Material shown:
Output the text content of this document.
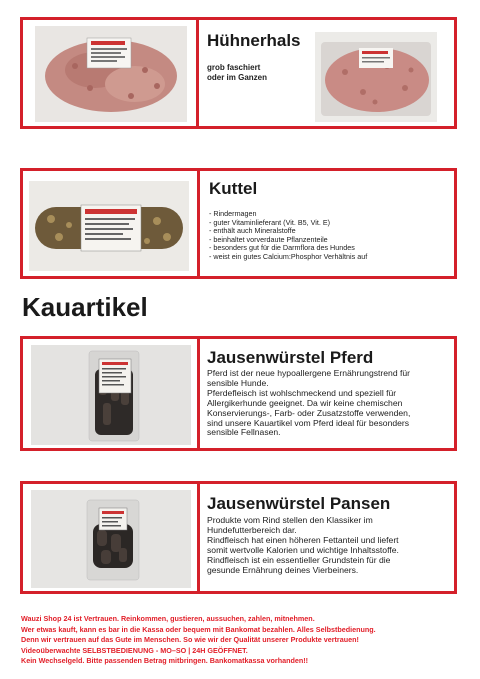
Hühnerhals
grob faschiert
oder im Ganzen
Kuttel
- Rindermagen
- guter Vitaminlieferant (Vit. B5, Vit. E)
- enthält auch Mineralstoffe
- beinhaltet vorverdaute Pflanzenteile
- besonders gut für die Darmflora des Hundes
- weist ein gutes Calcium:Phosphor Verhältnis auf
Kauartikel
Jausenwürstel Pferd
Pferd ist der neue hypoallergene Ernährungstrend für
sensible Hunde.
Pferdefleisch ist wohlschmeckend und speziell für
Allergikerhunde geeignet. Da wir keine chemischen
Konservierungs-, Farb- oder Zusatzstoffe verwenden,
sind unsere Kauartikel vom Pferd ideal für besonders
sensible Fellnasen.
Jausenwürstel Pansen
Produkte vom Rind stellen den Klassiker im
Hundefutterbereich dar.
Rindfleisch hat einen höheren Fettanteil und liefert
somit wertvolle Kalorien und wichtige Inhaltsstoffe.
Rindfleisch ist ein essentieller Grundstein für die
gesunde Ernährung deines Vierbeiners.
Wauzi Shop 24 ist Vertrauen. Reinkommen, gustieren, aussuchen, zahlen, mitnehmen.
Wer etwas kauft, kann es bar in die Kassa oder bequem mit Bankomat bezahlen. Alles Selbstbedienung.
Denn wir vertrauen auf das Gute im Menschen. So wie wir der Qualität unserer Produkte vertrauen!
Videoüberwachte SELBSTBEDIENUNG - MO–SO | 24H GEÖFFNET.
Kein Wechselgeld. Bitte passenden Betrag mitbringen. Bankomatkassa vorhanden!!
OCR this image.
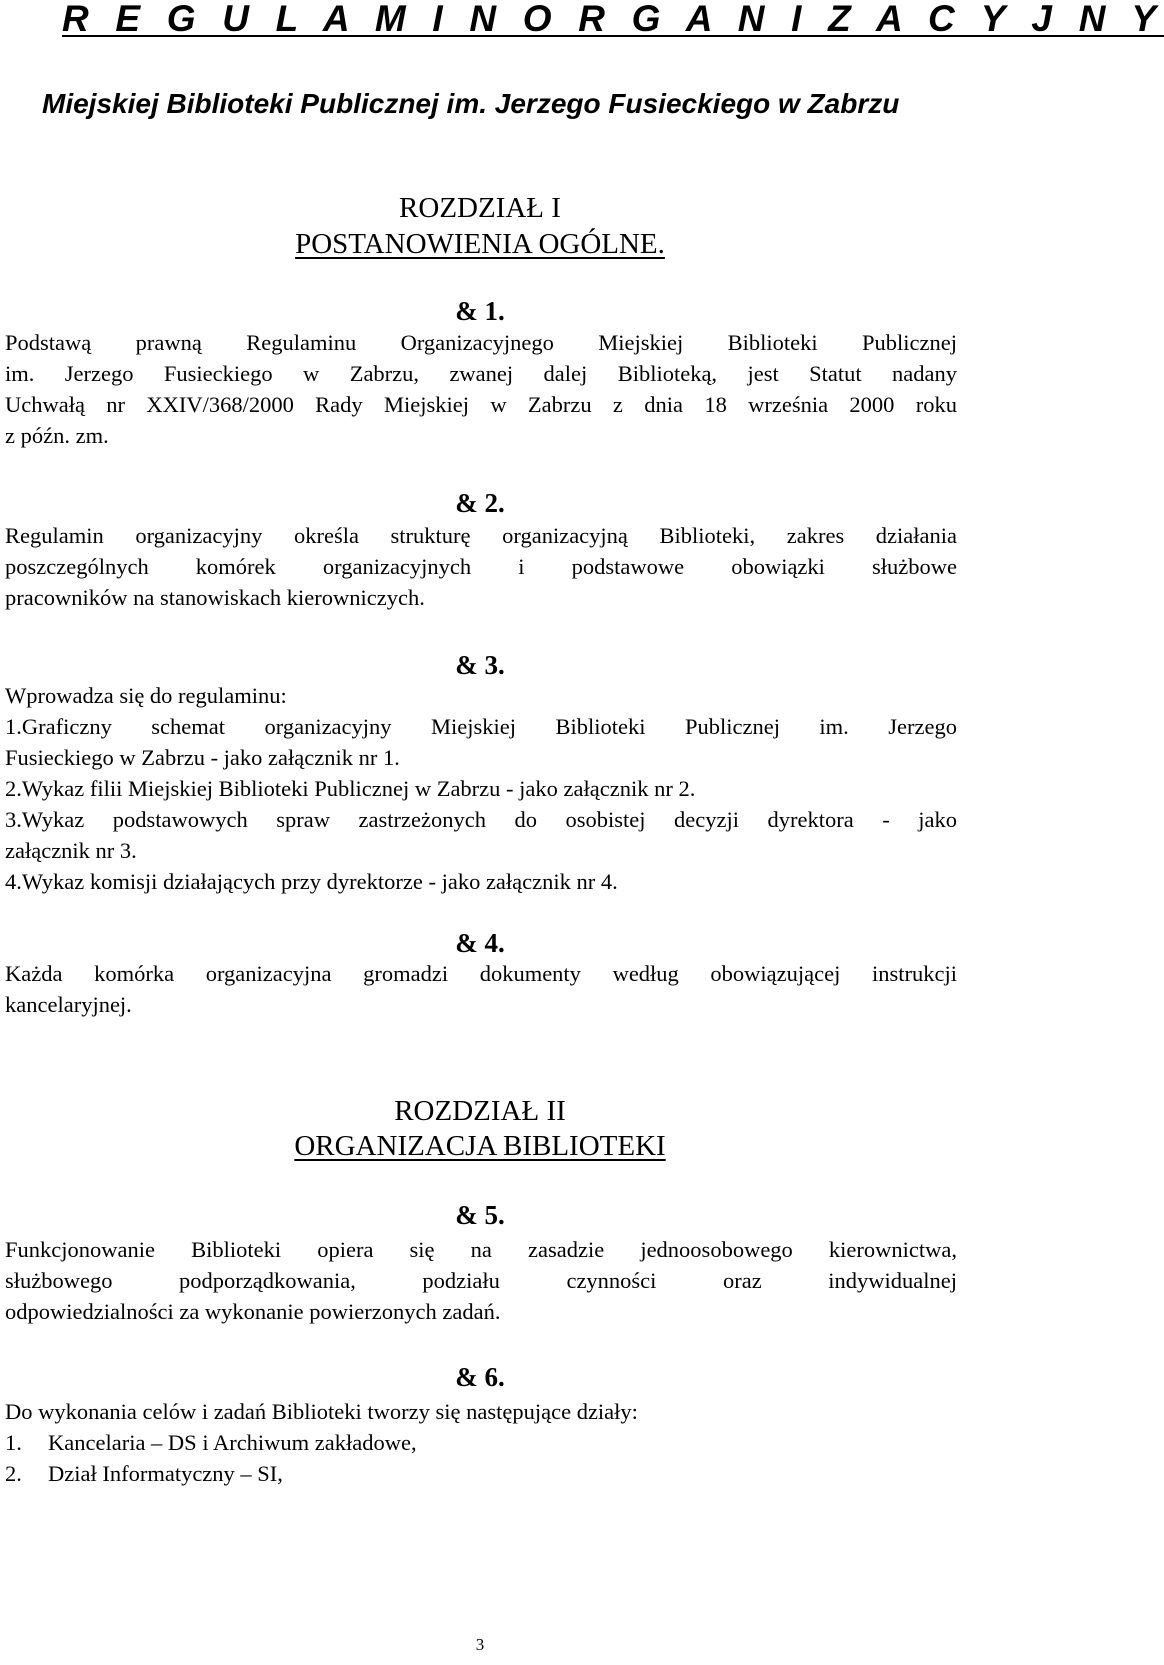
R E G U L A M I N O R G A N I Z A C Y J N Y
Miejskiej Biblioteki Publicznej im. Jerzego Fusieckiego w Zabrzu
ROZDZIAŁ I
POSTANOWIENIA OGÓLNE.
& 1.
Podstawą prawną Regulaminu Organizacyjnego Miejskiej Biblioteki Publicznej
im. Jerzego Fusieckiego w Zabrzu, zwanej dalej Biblioteką, jest Statut nadany
Uchwałą nr XXIV/368/2000 Rady Miejskiej w Zabrzu z dnia 18 września 2000 roku
z późn. zm.
& 2.
Regulamin organizacyjny określa strukturę organizacyjną Biblioteki, zakres działania
poszczególnych komórek organizacyjnych i podstawowe obowiązki służbowe
pracowników na stanowiskach kierowniczych.
& 3.
Wprowadza się do regulaminu:
1.Graficzny schemat organizacyjny Miejskiej Biblioteki Publicznej im. Jerzego
Fusieckiego w Zabrzu - jako załącznik nr 1.
2.Wykaz filii Miejskiej Biblioteki Publicznej w Zabrzu - jako załącznik nr 2.
3.Wykaz podstawowych spraw zastrzeżonych do osobistej decyzji dyrektora - jako
załącznik nr 3.
4.Wykaz komisji działających przy dyrektorze - jako załącznik nr 4.
& 4.
Każda komórka organizacyjna gromadzi dokumenty według obowiązującej instrukcji
kancelaryjnej.
ROZDZIAŁ II
ORGANIZACJA BIBLIOTEKI
& 5.
Funkcjonowanie Biblioteki opiera się na zasadzie jednoosobowego kierownictwa,
służbowego podporządkowania, podziału czynności oraz indywidualnej
odpowiedzialności za wykonanie powierzonych zadań.
& 6.
Do wykonania celów i zadań Biblioteki tworzy się następujące działy:
1. Kancelaria – DS i Archiwum zakładowe,
2. Dział Informatyczny – SI,
3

Exercise task: Without the pictures, write out the whole listing above exactly as it appears.

Response to this exercise:
Output the text content of this document.
Hühnerhals
grob faschiert
oder im Ganzen
Kuttel
- Rindermagen
- guter Vitaminlieferant (Vit. B5, Vit. E)
- enthält auch Mineralstoffe
- beinhaltet vorverdaute Pflanzenteile
- besonders gut für die Darmflora des Hundes
- weist ein gutes Calcium:Phosphor Verhältnis auf
Kauartikel
Jausenwürstel Pferd
Pferd ist der neue hypoallergene Ernährungstrend für
sensible Hunde.
Pferdefleisch ist wohlschmeckend und speziell für
Allergikerhunde geeignet. Da wir keine chemischen
Konservierungs-, Farb- oder Zusatzstoffe verwenden,
sind unsere Kauartikel vom Pferd ideal für besonders
sensible Fellnasen.
Jausenwürstel Pansen
Produkte vom Rind stellen den Klassiker im
Hundefutterbereich dar.
Rindfleisch hat einen höheren Fettanteil und liefert
somit wertvolle Kalorien und wichtige Inhaltsstoffe.
Rindfleisch ist ein essentieller Grundstein für die
gesunde Ernährung deines Vierbeiners.
Wauzi Shop 24 ist Vertrauen. Reinkommen, gustieren, aussuchen, zahlen, mitnehmen.
Wer etwas kauft, kann es bar in die Kassa oder bequem mit Bankomat bezahlen. Alles Selbstbedienung.
Denn wir vertrauen auf das Gute im Menschen. So wie wir der Qualität unserer Produkte vertrauen!
Videoüberwachte SELBSTBEDIENUNG - MO–SO | 24H GEÖFFNET.
Kein Wechselgeld. Bitte passenden Betrag mitbringen. Bankomatkassa vorhanden!!
OCR this image.
R E G U L A M I N O R G A N I Z A C Y J N Y
Miejskiej Biblioteki Publicznej im. Jerzego Fusieckiego w Zabrzu
ROZDZIAŁ I
POSTANOWIENIA OGÓLNE.
& 1.
Podstawą prawną Regulaminu Organizacyjnego Miejskiej Biblioteki Publicznej
im. Jerzego Fusieckiego w Zabrzu, zwanej dalej Biblioteką, jest Statut nadany
Uchwałą nr XXIV/368/2000 Rady Miejskiej w Zabrzu z dnia 18 września 2000 roku
z późn. zm.
& 2.
Regulamin organizacyjny określa strukturę organizacyjną Biblioteki, zakres działania
poszczególnych komórek organizacyjnych i podstawowe obowiązki służbowe
pracowników na stanowiskach kierowniczych.
& 3.
Wprowadza się do regulaminu:
1.Graficzny schemat organizacyjny Miejskiej Biblioteki Publicznej im. Jerzego
Fusieckiego w Zabrzu - jako załącznik nr 1.
2.Wykaz filii Miejskiej Biblioteki Publicznej w Zabrzu - jako załącznik nr 2.
3.Wykaz podstawowych spraw zastrzeżonych do osobistej decyzji dyrektora - jako
załącznik nr 3.
4.Wykaz komisji działających przy dyrektorze - jako załącznik nr 4.
& 4.
Każda komórka organizacyjna gromadzi dokumenty według obowiązującej instrukcji
kancelaryjnej.
ROZDZIAŁ II
ORGANIZACJA BIBLIOTEKI
& 5.
Funkcjonowanie Biblioteki opiera się na zasadzie jednoosobowego kierownictwa,
służbowego podporządkowania, podziału czynności oraz indywidualnej
odpowiedzialności za wykonanie powierzonych zadań.
& 6.
Do wykonania celów i zadań Biblioteki tworzy się następujące działy:
1. Kancelaria – DS i Archiwum zakładowe,
2. Dział Informatyczny – SI,
3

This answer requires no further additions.